Another strategy that helps with normalization is called case folding. As part of case folding, all the letters in the text corpus are converted to lowercase. The and the will be treated the same in a scenario of case folding, whereas they would be treated differently in a non-case folding scenario. This technique helps systems that deal with information retrieval, such as search engines.

In [16]:
s = "We are putting in efforts to enhance our understanding of Lemmatization"
s = s.lower()
s

'we are putting in efforts to enhance our understanding of lemmatization'

# N-grams

In [17]:
from nltk.util import ngrams

s = "Natural Language Processing is the way to go"
tokens = s.split()
bigrams = list(ngrams(tokens, 2))
[" ".join(token) for token in bigrams]

['Natural Language',
 'Language Processing',
 'Processing is',
 'is the',
 'the way',
 'way to',
 'to go']

In [18]:
s = "Natural Language Processing is the way to go"
tokens = s.split()
trigrams = list(ngrams(tokens, 3))
[" ".join(token) for token in trigrams]

['Natural Language Processing',
 'Language Processing is',
 'Processing is the',
 'is the way',
 'the way to',
 'way to go']

# Building a basic vocabulary

In [19]:
s = "Natural Language Processing is the way to go"
tokens = set(s.split())
vocabulary = sorted(tokens)
vocabulary

['Language', 'Natural', 'Processing', 'go', 'is', 'the', 'to', 'way']

# Removing HTML Tags

In [20]:
html = "<!DOCTYPE html><html><body><h1>My First Heading</h1><p>My first paragraph.</p></body></html>"
from bs4 import BeautifulSoup

soup = BeautifulSoup(html)
text = soup.get_text()
print(text)

My First HeadingMy first paragraph.

(Data records)

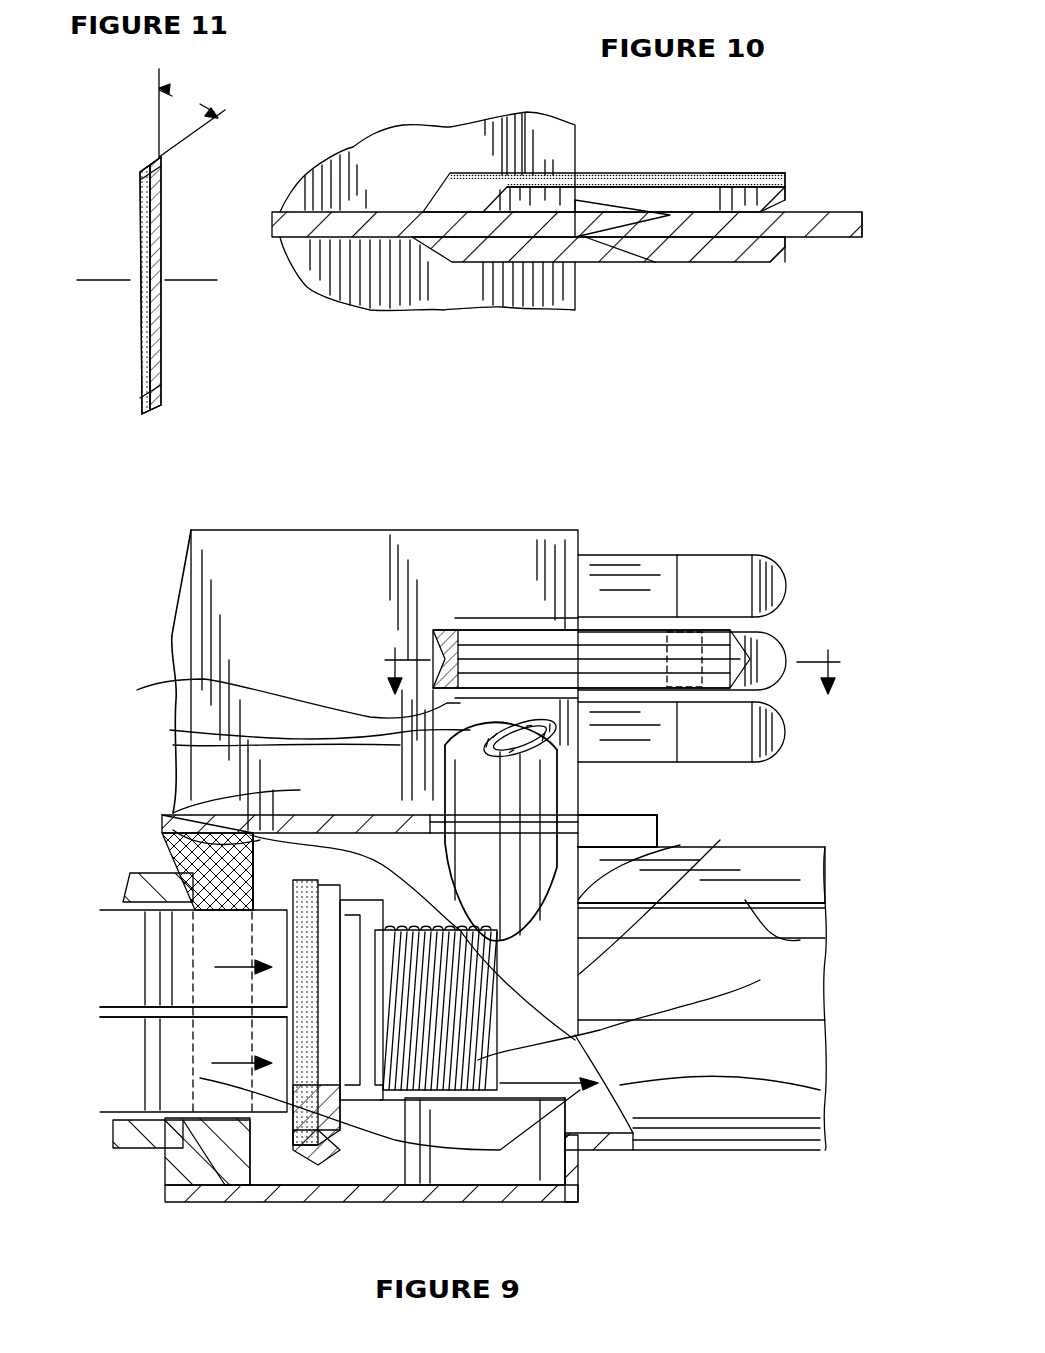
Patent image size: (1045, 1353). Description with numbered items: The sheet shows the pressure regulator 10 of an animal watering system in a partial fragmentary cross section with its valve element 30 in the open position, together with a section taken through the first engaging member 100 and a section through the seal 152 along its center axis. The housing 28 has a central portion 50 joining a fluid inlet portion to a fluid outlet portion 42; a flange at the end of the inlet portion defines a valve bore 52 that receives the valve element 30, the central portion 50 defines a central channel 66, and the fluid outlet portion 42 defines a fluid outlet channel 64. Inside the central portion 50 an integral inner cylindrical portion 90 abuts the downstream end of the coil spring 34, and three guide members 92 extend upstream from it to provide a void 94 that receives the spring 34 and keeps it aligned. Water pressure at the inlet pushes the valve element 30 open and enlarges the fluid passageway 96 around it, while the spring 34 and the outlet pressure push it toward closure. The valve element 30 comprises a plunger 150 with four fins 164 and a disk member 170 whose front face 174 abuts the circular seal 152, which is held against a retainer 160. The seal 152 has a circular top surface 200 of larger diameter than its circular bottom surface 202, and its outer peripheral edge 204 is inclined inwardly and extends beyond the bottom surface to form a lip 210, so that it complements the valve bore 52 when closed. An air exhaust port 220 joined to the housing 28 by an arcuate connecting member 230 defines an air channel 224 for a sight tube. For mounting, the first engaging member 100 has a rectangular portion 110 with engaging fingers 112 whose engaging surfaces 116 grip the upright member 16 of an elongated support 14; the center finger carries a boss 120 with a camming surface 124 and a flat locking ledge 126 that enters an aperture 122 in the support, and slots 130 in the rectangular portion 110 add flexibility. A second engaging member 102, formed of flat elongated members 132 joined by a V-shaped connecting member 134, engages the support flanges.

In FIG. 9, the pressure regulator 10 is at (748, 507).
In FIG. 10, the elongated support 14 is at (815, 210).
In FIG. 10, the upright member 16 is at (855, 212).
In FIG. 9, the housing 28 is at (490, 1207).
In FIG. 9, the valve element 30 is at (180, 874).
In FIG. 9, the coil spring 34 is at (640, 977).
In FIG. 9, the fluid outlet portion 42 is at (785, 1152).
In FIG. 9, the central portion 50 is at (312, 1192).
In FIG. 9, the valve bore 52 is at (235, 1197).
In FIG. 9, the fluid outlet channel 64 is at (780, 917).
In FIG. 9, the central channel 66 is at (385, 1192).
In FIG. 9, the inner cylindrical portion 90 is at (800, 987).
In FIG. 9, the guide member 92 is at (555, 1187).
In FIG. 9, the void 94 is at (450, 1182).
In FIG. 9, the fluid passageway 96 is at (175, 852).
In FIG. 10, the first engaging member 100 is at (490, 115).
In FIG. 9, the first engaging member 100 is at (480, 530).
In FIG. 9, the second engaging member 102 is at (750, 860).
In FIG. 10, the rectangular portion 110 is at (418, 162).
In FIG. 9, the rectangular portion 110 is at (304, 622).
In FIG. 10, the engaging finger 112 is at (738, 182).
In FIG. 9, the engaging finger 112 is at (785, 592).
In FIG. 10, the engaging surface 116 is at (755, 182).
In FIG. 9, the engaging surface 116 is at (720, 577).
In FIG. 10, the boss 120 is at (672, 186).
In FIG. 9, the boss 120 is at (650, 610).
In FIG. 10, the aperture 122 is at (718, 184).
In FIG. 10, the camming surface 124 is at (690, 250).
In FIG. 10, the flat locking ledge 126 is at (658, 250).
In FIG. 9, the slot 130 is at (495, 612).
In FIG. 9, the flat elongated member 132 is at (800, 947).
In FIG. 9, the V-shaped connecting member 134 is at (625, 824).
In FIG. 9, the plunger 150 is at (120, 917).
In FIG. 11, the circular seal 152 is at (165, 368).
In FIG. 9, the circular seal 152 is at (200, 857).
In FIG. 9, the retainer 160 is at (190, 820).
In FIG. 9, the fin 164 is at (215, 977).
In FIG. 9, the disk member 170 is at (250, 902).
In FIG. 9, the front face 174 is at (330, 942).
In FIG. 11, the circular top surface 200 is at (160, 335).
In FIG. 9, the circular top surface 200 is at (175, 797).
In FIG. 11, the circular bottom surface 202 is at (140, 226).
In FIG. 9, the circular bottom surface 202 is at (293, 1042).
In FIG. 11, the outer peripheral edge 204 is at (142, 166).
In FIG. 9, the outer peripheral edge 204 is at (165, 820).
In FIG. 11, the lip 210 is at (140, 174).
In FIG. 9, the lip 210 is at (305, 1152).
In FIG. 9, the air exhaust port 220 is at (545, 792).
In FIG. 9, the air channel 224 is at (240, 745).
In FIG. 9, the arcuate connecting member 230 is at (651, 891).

▸ **EXERCISES**
- A) Based on the text on text normalization, say yes or no to each statement and quote the words of that text that decide it: (i) Case folding converts every letter in the text corpus to lowercase. (ii) The vocabulary example keeps the tokens in the order they appear in the sentence. (iii) The trigram example passes the number 3 to ngrams.
- B) Gather every line of the listing that contains the word "pushes".

▸ **ANSWER LIST**
- A)
(i) Yes: "all the letters in the text corpus are converted to lowercase"
(ii) No: "vocabulary = sorted(tokens)"
(iii) Yes: "trigrams = list(ngrams(tokens, 3))"

- B)
Patent image size: (1045, 1353). Description with numbered items: The sheet shows the pressure regulator 10 of an animal watering system in a partial fragmentary cross section with its valve element 30 in the open position, together with a section taken through the first engaging member 100 and a section through the seal 152 along its center axis. The housing 28 has a central portion 50 joining a fluid inlet portion to a fluid outlet portion 42; a flange at the end of the inlet portion defines a valve bore 52 that receives the valve element 30, the central portion 50 defines a central channel 66, and the fluid outlet portion 42 defines a fluid outlet channel 64. Inside the central portion 50 an integral inner cylindrical portion 90 abuts the downstream end of the coil spring 34, and three guide members 92 extend upstream from it to provide a void 94 that receives the spring 34 and keeps it aligned. Water pressure at the inlet pushes the valve element 30 open and enlarges the fluid passageway 96 around it, while the spring 34 and the outlet pressure push it toward closure. The valve element 30 comprises a plunger 150 with four fins 164 and a disk member 170 whose front face 174 abuts the circular seal 152, which is held against a retainer 160. The seal 152 has a circular top surface 200 of larger diameter than its circular bottom surface 202, and its outer peripheral edge 204 is inclined inwardly and extends beyond the bottom surface to form a lip 210, so that it complements the valve bore 52 when closed. An air exhaust port 220 joined to the housing 28 by an arcuate connecting member 230 defines an air channel 224 for a sight tube. For mounting, the first engaging member 100 has a rectangular portion 110 with engaging fingers 112 whose engaging surfaces 116 grip the upright member 16 of an elongated support 14; the center finger carries a boss 120 with a camming surface 124 and a flat locking ledge 126 that enters an aperture 122 in the support, and slots 130 in the rectangular portion 110 add flexibility. A second engaging member 102, formed of flat elongated members 132 joined by a V-shaped connecting member 134, engages the support flanges.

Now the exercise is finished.